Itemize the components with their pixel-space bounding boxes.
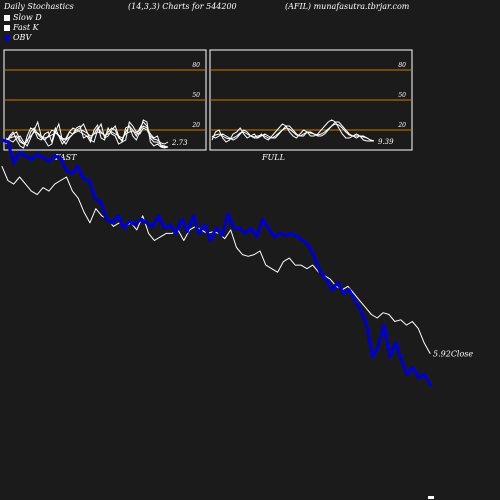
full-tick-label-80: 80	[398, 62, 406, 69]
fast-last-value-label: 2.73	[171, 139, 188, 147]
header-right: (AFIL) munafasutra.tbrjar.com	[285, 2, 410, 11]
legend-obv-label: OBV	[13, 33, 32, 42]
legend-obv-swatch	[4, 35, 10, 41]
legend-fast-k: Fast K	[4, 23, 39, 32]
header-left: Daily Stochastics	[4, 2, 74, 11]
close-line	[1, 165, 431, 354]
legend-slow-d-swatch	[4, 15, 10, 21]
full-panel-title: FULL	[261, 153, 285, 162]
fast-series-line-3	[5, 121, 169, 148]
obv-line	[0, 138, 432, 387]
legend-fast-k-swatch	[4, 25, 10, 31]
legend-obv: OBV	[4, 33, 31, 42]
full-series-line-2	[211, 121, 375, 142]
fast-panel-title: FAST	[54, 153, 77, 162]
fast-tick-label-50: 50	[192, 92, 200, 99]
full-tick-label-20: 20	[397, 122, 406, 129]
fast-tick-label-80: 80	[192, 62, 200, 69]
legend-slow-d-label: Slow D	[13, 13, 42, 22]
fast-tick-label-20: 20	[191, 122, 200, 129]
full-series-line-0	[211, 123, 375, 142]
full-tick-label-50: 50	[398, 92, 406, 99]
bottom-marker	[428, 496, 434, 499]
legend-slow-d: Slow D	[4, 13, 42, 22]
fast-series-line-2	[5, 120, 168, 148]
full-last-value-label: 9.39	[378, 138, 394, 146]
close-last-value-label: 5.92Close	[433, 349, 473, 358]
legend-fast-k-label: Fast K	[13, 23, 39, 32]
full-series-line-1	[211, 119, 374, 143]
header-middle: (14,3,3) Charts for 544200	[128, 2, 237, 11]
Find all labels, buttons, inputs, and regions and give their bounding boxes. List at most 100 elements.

______

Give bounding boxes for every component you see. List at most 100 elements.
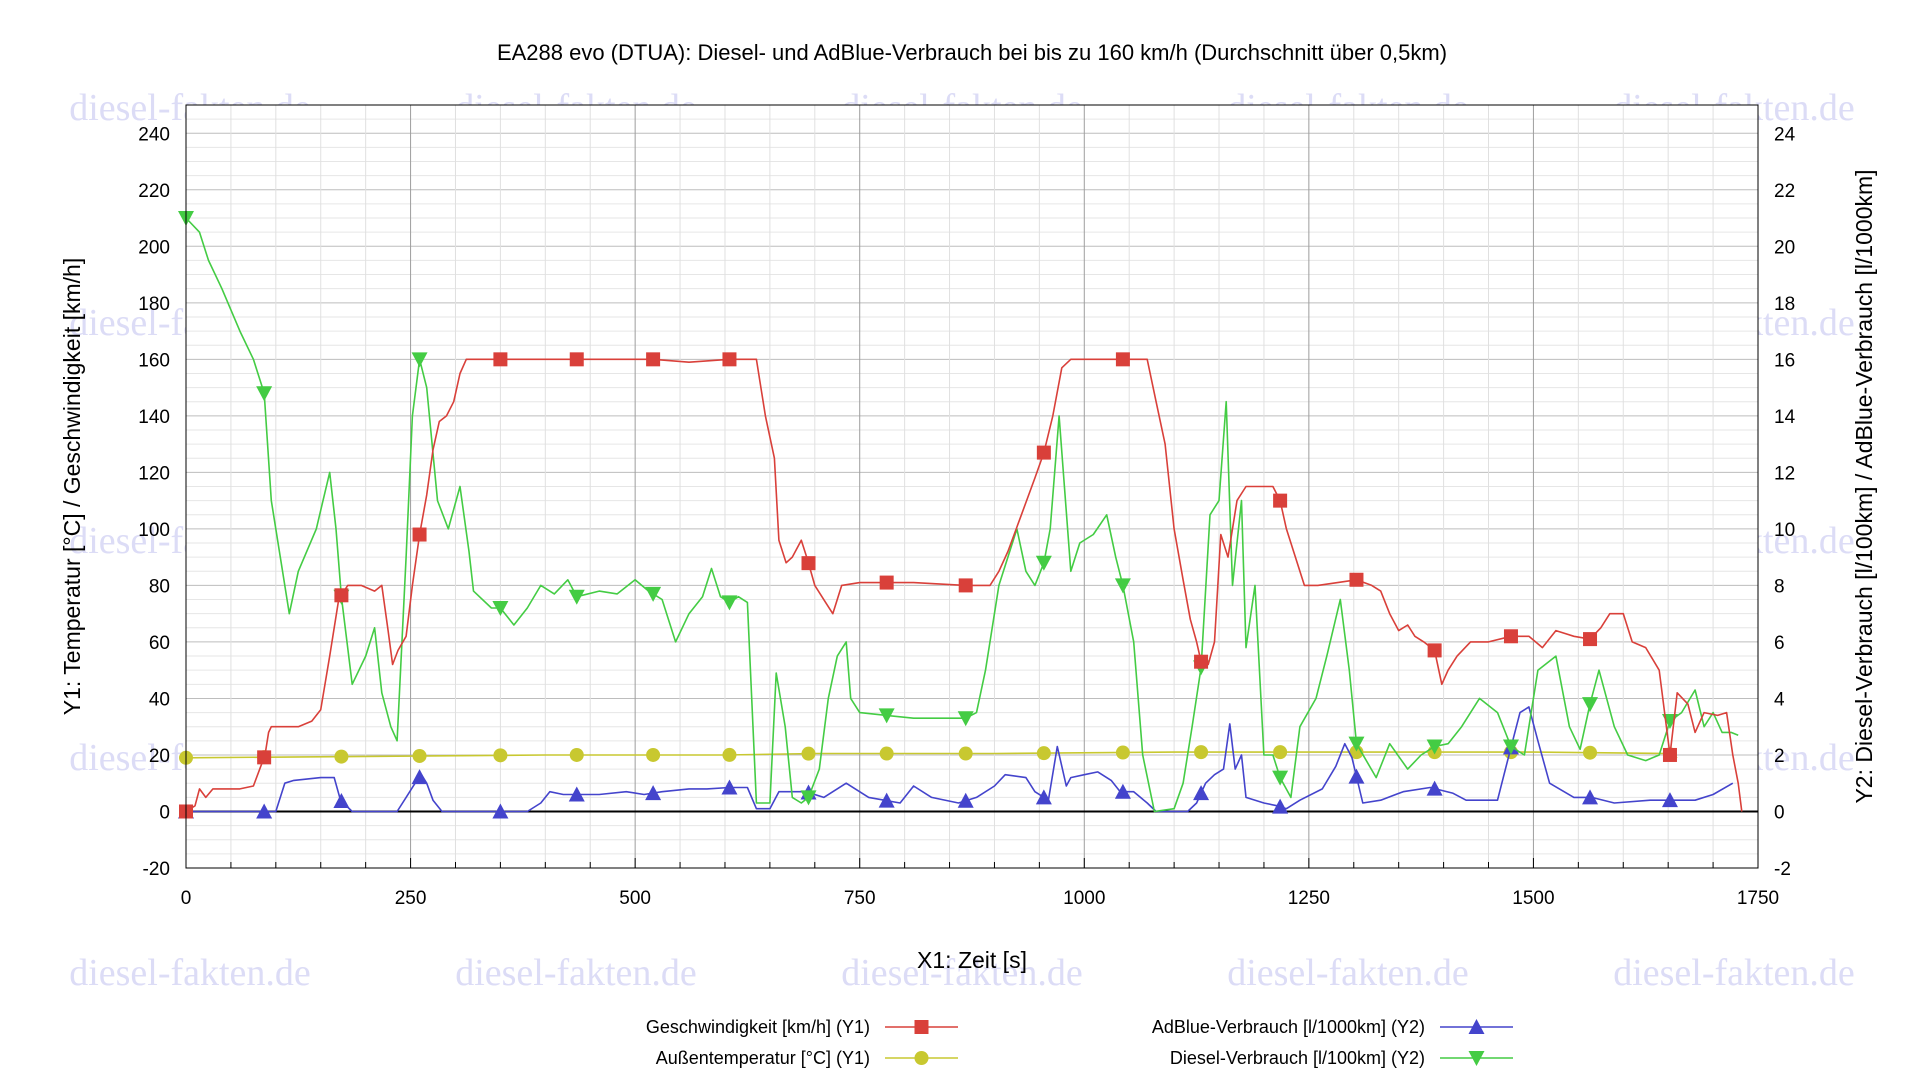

______

Convert the data, starting at the line that contains "Itemize the components" and ending at the line that contains "Find all labels, buttons, inputs, and", into a Markdown table with the columns Row and Line, numbering each row. Leave out blank lines and the picture.

| Row | Line |
|---|---|
| 1 | Itemize the components with their pixel-space bounding boxes. |
| 2 | full-tick-label-80: 80	[398, 62, 406, 69] |
| 3 | fast-last-value-label: 2.73	[171, 139, 188, 147] |
| 4 | header-right: (AFIL) munafasutra.tbrjar.com	[285, 2, 410, 11] |
| 5 | legend-obv-label: OBV	[13, 33, 32, 42] |
| 6 | legend-obv-swatch	[4, 35, 10, 41] |
| 7 | legend-fast-k: Fast K	[4, 23, 39, 32] |
| 8 | header-left: Daily Stochastics	[4, 2, 74, 11] |
| 9 | close-line	[1, 165, 431, 354] |
| 10 | legend-slow-d-swatch	[4, 15, 10, 21] |
| 11 | full-panel-title: FULL	[261, 153, 285, 162] |
| 12 | fast-series-line-3	[5, 121, 169, 148] |
| 13 | obv-line	[0, 138, 432, 387] |
| 14 | legend-fast-k-swatch	[4, 25, 10, 31] |
| 15 | legend-obv: OBV	[4, 33, 31, 42] |
| 16 | full-series-line-2	[211, 121, 375, 142] |
| 17 | fast-panel-title: FAST	[54, 153, 77, 162] |
| 18 | fast-tick-label-50: 50	[192, 92, 200, 99] |
| 19 | full-tick-label-20: 20	[397, 122, 406, 129] |
| 20 | fast-tick-label-80: 80	[192, 62, 200, 69] |
| 21 | legend-slow-d-label: Slow D	[13, 13, 42, 22] |
| 22 | fast-tick-label-20: 20	[191, 122, 200, 129] |
| 23 | full-series-line-0	[211, 123, 375, 142] |
| 24 | full-tick-label-50: 50	[398, 92, 406, 99] |
| 25 | bottom-marker	[428, 496, 434, 499] |
| 26 | legend-slow-d: Slow D	[4, 13, 42, 22] |
| 27 | fast-series-line-2	[5, 120, 168, 148] |
| 28 | full-last-value-label: 9.39	[378, 138, 394, 146] |
| 29 | close-last-value-label: 5.92Close	[433, 349, 473, 358] |
| 30 | legend-fast-k-label: Fast K	[13, 23, 39, 32] |
| 31 | full-series-line-1	[211, 119, 374, 143] |
| 32 | header-middle: (14,3,3) Charts for 544200	[128, 2, 237, 11] |
| 33 | Find all labels, buttons, inputs, and regions and give their bounding boxes. List at most 100 elements. |